#### Information provided ####

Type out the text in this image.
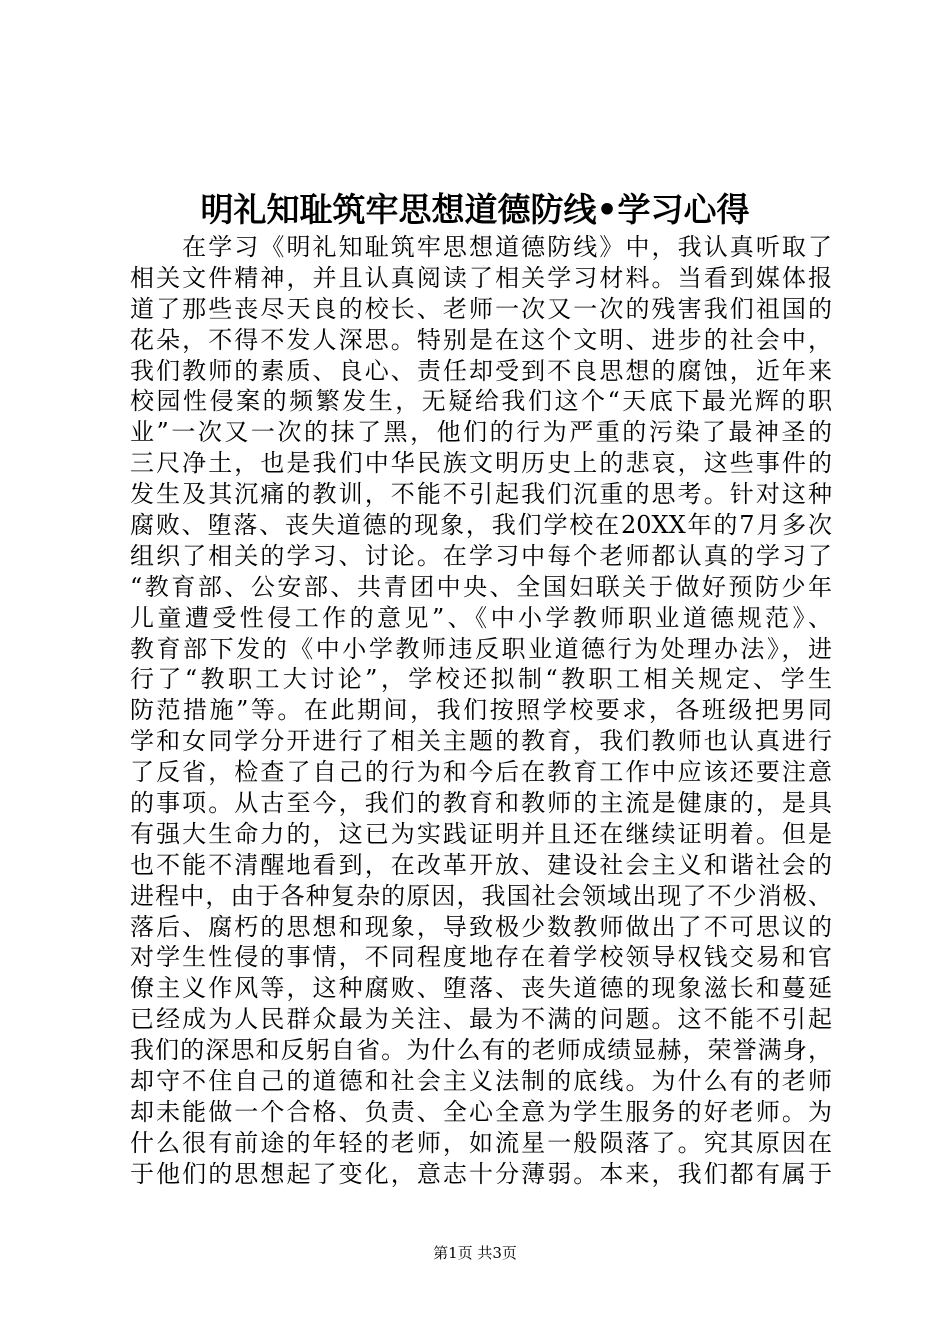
明礼知耻筑牢思想道德防线•学习心得
　　在学习《明礼知耻筑牢思想道德防线》中，我认真听取了
相关文件精神，并且认真阅读了相关学习材料。当看到媒体报
道了那些丧尽天良的校长、老师一次又一次的残害我们祖国的
花朵，不得不发人深思。特别是在这个文明、进步的社会中，
我们教师的素质、良心、责任却受到不良思想的腐蚀，近年来
校园性侵案的频繁发生，无疑给我们这个“天底下最光辉的职
业”一次又一次的抹了黑，他们的行为严重的污染了最神圣的
三尺净土，也是我们中华民族文明历史上的悲哀，这些事件的
发生及其沉痛的教训，不能不引起我们沉重的思考。针对这种
腐败、堕落、丧失道德的现象，我们学校在20XX年的7月多次
组织了相关的学习、讨论。在学习中每个老师都认真的学习了
“教育部、公安部、共青团中央、全国妇联关于做好预防少年
儿童遭受性侵工作的意见”、《中小学教师职业道德规范》、
教育部下发的《中小学教师违反职业道德行为处理办法》，进
行了“教职工大讨论”，学校还拟制“教职工相关规定、学生
防范措施”等。在此期间，我们按照学校要求，各班级把男同
学和女同学分开进行了相关主题的教育，我们教师也认真进行
了反省，检查了自己的行为和今后在教育工作中应该还要注意
的事项。从古至今，我们的教育和教师的主流是健康的，是具
有强大生命力的，这已为实践证明并且还在继续证明着。但是
也不能不清醒地看到，在改革开放、建设社会主义和谐社会的
进程中，由于各种复杂的原因，我国社会领域出现了不少消极、
落后、腐朽的思想和现象，导致极少数教师做出了不可思议的
对学生性侵的事情，不同程度地存在着学校领导权钱交易和官
僚主义作风等，这种腐败、堕落、丧失道德的现象滋长和蔓延
已经成为人民群众最为关注、最为不满的问题。这不能不引起
我们的深思和反躬自省。为什么有的老师成绩显赫，荣誉满身，
却守不住自己的道德和社会主义法制的底线。为什么有的老师
却未能做一个合格、负责、全心全意为学生服务的好老师。为
什么很有前途的年轻的老师，如流星一般陨落了。究其原因在
于他们的思想起了变化，意志十分薄弱。本来，我们都有属于
第1页 共3页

####

*Task instructions*: Take the listing above and print it exactly, apart from the pictures.

*Output for this exercise*:
Type out the text in this image.
明礼知耻筑牢思想道德防线•学习心得
　　在学习《明礼知耻筑牢思想道德防线》中，我认真听取了
相关文件精神，并且认真阅读了相关学习材料。当看到媒体报
道了那些丧尽天良的校长、老师一次又一次的残害我们祖国的
花朵，不得不发人深思。特别是在这个文明、进步的社会中，
我们教师的素质、良心、责任却受到不良思想的腐蚀，近年来
校园性侵案的频繁发生，无疑给我们这个“天底下最光辉的职
业”一次又一次的抹了黑，他们的行为严重的污染了最神圣的
三尺净土，也是我们中华民族文明历史上的悲哀，这些事件的
发生及其沉痛的教训，不能不引起我们沉重的思考。针对这种
腐败、堕落、丧失道德的现象，我们学校在20XX年的7月多次
组织了相关的学习、讨论。在学习中每个老师都认真的学习了
“教育部、公安部、共青团中央、全国妇联关于做好预防少年
儿童遭受性侵工作的意见”、《中小学教师职业道德规范》、
教育部下发的《中小学教师违反职业道德行为处理办法》，进
行了“教职工大讨论”，学校还拟制“教职工相关规定、学生
防范措施”等。在此期间，我们按照学校要求，各班级把男同
学和女同学分开进行了相关主题的教育，我们教师也认真进行
了反省，检查了自己的行为和今后在教育工作中应该还要注意
的事项。从古至今，我们的教育和教师的主流是健康的，是具
有强大生命力的，这已为实践证明并且还在继续证明着。但是
也不能不清醒地看到，在改革开放、建设社会主义和谐社会的
进程中，由于各种复杂的原因，我国社会领域出现了不少消极、
落后、腐朽的思想和现象，导致极少数教师做出了不可思议的
对学生性侵的事情，不同程度地存在着学校领导权钱交易和官
僚主义作风等，这种腐败、堕落、丧失道德的现象滋长和蔓延
已经成为人民群众最为关注、最为不满的问题。这不能不引起
我们的深思和反躬自省。为什么有的老师成绩显赫，荣誉满身，
却守不住自己的道德和社会主义法制的底线。为什么有的老师
却未能做一个合格、负责、全心全意为学生服务的好老师。为
什么很有前途的年轻的老师，如流星一般陨落了。究其原因在
于他们的思想起了变化，意志十分薄弱。本来，我们都有属于
第1页 共3页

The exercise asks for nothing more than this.